• _Goal of the exercise_
Look for the string "from" in the lines and copy each line that has it.

Data records
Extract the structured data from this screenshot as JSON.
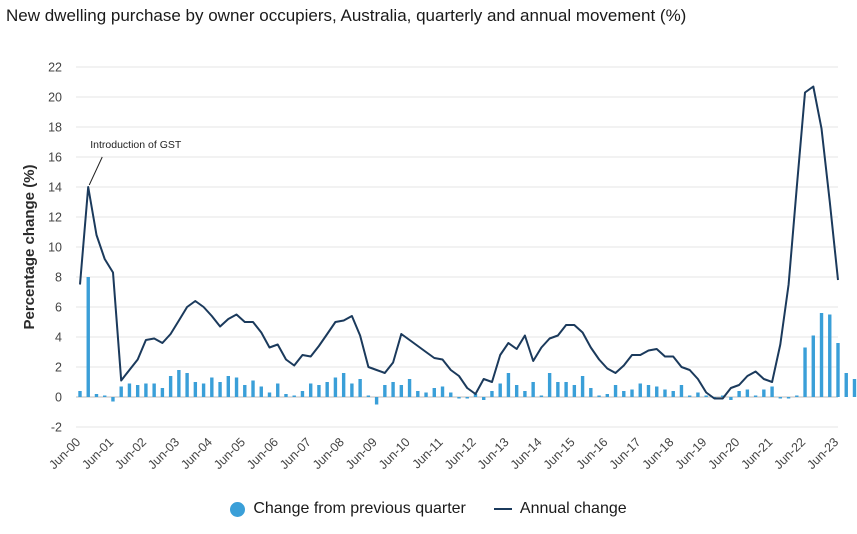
{
  "chart_data": {
    "type": "bar",
    "title": "New dwelling purchase by owner occupiers, Australia, quarterly and annual movement (%)",
    "ylabel": "Percentage change (%)",
    "ylim": [
      -2,
      22
    ],
    "yticks": [
      -2,
      0,
      2,
      4,
      6,
      8,
      10,
      12,
      14,
      16,
      18,
      20,
      22
    ],
    "xtick_labels": [
      "Jun-00",
      "Jun-01",
      "Jun-02",
      "Jun-03",
      "Jun-04",
      "Jun-05",
      "Jun-06",
      "Jun-07",
      "Jun-08",
      "Jun-09",
      "Jun-10",
      "Jun-11",
      "Jun-12",
      "Jun-13",
      "Jun-14",
      "Jun-15",
      "Jun-16",
      "Jun-17",
      "Jun-18",
      "Jun-19",
      "Jun-20",
      "Jun-21",
      "Jun-22",
      "Jun-23"
    ],
    "annotation": {
      "text": "Introduction of GST",
      "target_index": 1
    },
    "grid": true,
    "legend_position": "bottom",
    "series": [
      {
        "name": "Change from previous quarter",
        "type": "bar",
        "color": "#3a9fd8",
        "values": [
          0.4,
          8.0,
          0.2,
          0.1,
          -0.3,
          0.7,
          0.9,
          0.8,
          0.9,
          0.9,
          0.6,
          1.4,
          1.8,
          1.6,
          1.0,
          0.9,
          1.3,
          1.0,
          1.4,
          1.3,
          0.8,
          1.1,
          0.7,
          0.3,
          0.9,
          0.2,
          0.1,
          0.4,
          0.9,
          0.8,
          1.0,
          1.3,
          1.6,
          0.9,
          1.2,
          0.1,
          -0.5,
          0.8,
          1.0,
          0.8,
          1.2,
          0.4,
          0.3,
          0.6,
          0.7,
          0.3,
          -0.1,
          -0.1,
          0.2,
          -0.2,
          0.4,
          0.9,
          1.6,
          0.8,
          0.4,
          1.0,
          0.1,
          1.6,
          1.0,
          1.0,
          0.8,
          1.4,
          0.6,
          0.1,
          0.2,
          0.8,
          0.4,
          0.5,
          0.9,
          0.8,
          0.7,
          0.5,
          0.4,
          0.8,
          0.1,
          0.3,
          0.1,
          -0.1,
          0.1,
          -0.2,
          0.4,
          0.5,
          0.1,
          0.5,
          0.7,
          -0.1,
          -0.1,
          0.1,
          3.3,
          4.1,
          5.6,
          5.5,
          3.6,
          1.6,
          1.2,
          1.0
        ]
      },
      {
        "name": "Annual change",
        "type": "line",
        "color": "#1b3a5c",
        "values": [
          7.5,
          14.0,
          10.8,
          9.2,
          8.3,
          1.1,
          1.8,
          2.5,
          3.8,
          3.9,
          3.6,
          4.2,
          5.1,
          6.0,
          6.4,
          6.0,
          5.4,
          4.7,
          5.2,
          5.5,
          5.0,
          5.0,
          4.3,
          3.3,
          3.5,
          2.5,
          2.1,
          2.8,
          2.7,
          3.4,
          4.2,
          5.0,
          5.1,
          5.4,
          4.1,
          2.0,
          1.8,
          1.6,
          2.3,
          4.2,
          3.8,
          3.4,
          3.0,
          2.6,
          2.5,
          1.8,
          1.4,
          0.6,
          0.2,
          1.2,
          1.0,
          2.8,
          3.6,
          3.2,
          4.1,
          2.4,
          3.3,
          3.9,
          4.1,
          4.8,
          4.8,
          4.3,
          3.3,
          2.5,
          1.9,
          1.6,
          2.1,
          2.8,
          2.8,
          3.1,
          3.2,
          2.7,
          2.7,
          2.0,
          1.8,
          1.2,
          0.3,
          -0.1,
          -0.1,
          0.6,
          0.8,
          1.4,
          1.7,
          1.2,
          1.0,
          3.5,
          7.5,
          14.0,
          20.3,
          20.7,
          17.9,
          13.0,
          7.8
        ]
      }
    ]
  }
}
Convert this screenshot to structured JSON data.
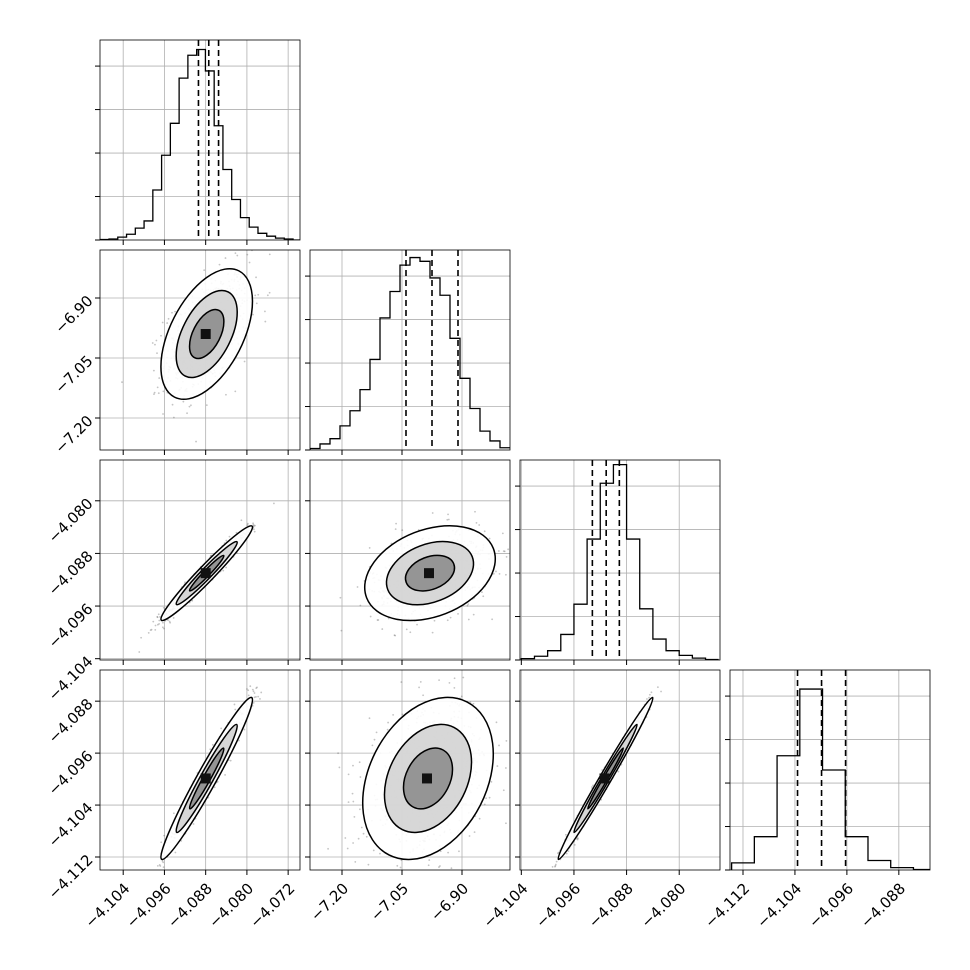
{
  "chart_data": {
    "type": "corner",
    "parameters": [
      {
        "x_ticks": [
          "−4.104",
          "−4.096",
          "−4.088",
          "−4.080",
          "−4.072"
        ],
        "y_ticks": [],
        "range": [
          -4.1085,
          -4.0697
        ],
        "quantiles": [
          -4.0894,
          -4.0874,
          -4.0855
        ],
        "hist_centers": [
          -4.1076,
          -4.1059,
          -4.1042,
          -4.1025,
          -4.1008,
          -4.0991,
          -4.0974,
          -4.0957,
          -4.094,
          -4.0923,
          -4.0906,
          -4.0889,
          -4.0872,
          -4.0855,
          -4.0838,
          -4.0821,
          -4.0804,
          -4.0787,
          -4.077,
          -4.0753,
          -4.0736,
          -4.0719,
          -4.0702
        ],
        "hist_counts": [
          1,
          2,
          6,
          12,
          25,
          40,
          105,
          178,
          245,
          340,
          388,
          400,
          355,
          240,
          148,
          85,
          47,
          27,
          14,
          8,
          4,
          2,
          0
        ],
        "hist_ylim": [
          0,
          420
        ]
      },
      {
        "x_ticks": [
          "−7.20",
          "−7.05",
          "−6.90"
        ],
        "y_ticks": [
          "−6.90",
          "−7.05",
          "−7.20"
        ],
        "range": [
          -7.28,
          -6.78
        ],
        "quantiles": [
          -7.04,
          -6.975,
          -6.91
        ],
        "hist_centers": [
          -7.2675,
          -7.2425,
          -7.2175,
          -7.1925,
          -7.1675,
          -7.1425,
          -7.1175,
          -7.0925,
          -7.0675,
          -7.0425,
          -7.0175,
          -6.9925,
          -6.9675,
          -6.9425,
          -6.9175,
          -6.8925,
          -6.8675,
          -6.8425,
          -6.8175,
          -6.7925
        ],
        "hist_counts": [
          2,
          8,
          15,
          32,
          52,
          80,
          120,
          175,
          210,
          245,
          255,
          250,
          228,
          205,
          148,
          95,
          55,
          25,
          12,
          3
        ],
        "hist_ylim": [
          0,
          265
        ]
      },
      {
        "x_ticks": [
          "−4.104",
          "−4.096",
          "−4.088",
          "−4.080"
        ],
        "y_ticks": [
          "−4.080",
          "−4.088",
          "−4.096",
          "−4.104"
        ],
        "range": [
          -4.1042,
          -4.0738
        ],
        "quantiles": [
          -4.0932,
          -4.0911,
          -4.0891
        ],
        "hist_centers": [
          -4.103,
          -4.101,
          -4.099,
          -4.097,
          -4.095,
          -4.093,
          -4.091,
          -4.089,
          -4.087,
          -4.085,
          -4.083,
          -4.081,
          -4.079,
          -4.077,
          -4.075
        ],
        "hist_counts": [
          3,
          8,
          20,
          55,
          120,
          260,
          380,
          420,
          260,
          110,
          45,
          20,
          10,
          4,
          1
        ],
        "hist_ylim": [
          0,
          430
        ]
      },
      {
        "x_ticks": [
          "−4.112",
          "−4.104",
          "−4.096",
          "−4.088"
        ],
        "y_ticks": [
          "−4.088",
          "−4.096",
          "−4.104",
          "−4.112"
        ],
        "range": [
          -4.114,
          -4.0832
        ],
        "quantiles": [
          -4.1036,
          -4.0999,
          -4.0962
        ],
        "hist_centers": [
          -4.112,
          -4.1085,
          -4.105,
          -4.1015,
          -4.098,
          -4.0945,
          -4.091,
          -4.0875,
          -4.084
        ],
        "hist_counts": [
          15,
          70,
          240,
          380,
          210,
          70,
          20,
          5,
          1
        ],
        "hist_ylim": [
          0,
          420
        ]
      }
    ],
    "pairs": [
      {
        "row": 1,
        "col": 0,
        "center": [
          -4.0878,
          -6.99
        ],
        "sigma": [
          0.0037,
          0.068
        ],
        "rho": 0.5
      },
      {
        "row": 2,
        "col": 0,
        "center": [
          -4.0878,
          -4.091
        ],
        "sigma": [
          0.0037,
          0.003
        ],
        "rho": 0.97
      },
      {
        "row": 2,
        "col": 1,
        "center": [
          -6.98,
          -4.091
        ],
        "sigma": [
          0.068,
          0.003
        ],
        "rho": 0.3
      },
      {
        "row": 3,
        "col": 0,
        "center": [
          -4.0878,
          -4.0999
        ],
        "sigma": [
          0.0037,
          0.0052
        ],
        "rho": 0.97
      },
      {
        "row": 3,
        "col": 1,
        "center": [
          -6.985,
          -4.0999
        ],
        "sigma": [
          0.068,
          0.0052
        ],
        "rho": 0.3
      },
      {
        "row": 3,
        "col": 2,
        "center": [
          -4.0912,
          -4.0999
        ],
        "sigma": [
          0.003,
          0.0052
        ],
        "rho": 0.99
      }
    ],
    "histogram_style": "step",
    "quantile_lines": "dashed",
    "grid": true,
    "colors": {
      "line": "#000000",
      "grid": "#b0b0b0",
      "points": "#555555",
      "background": "#ffffff"
    }
  }
}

• _Right answer_
Extract the structured data from this screenshot as JSON.
        "name": "Change from previous quarter",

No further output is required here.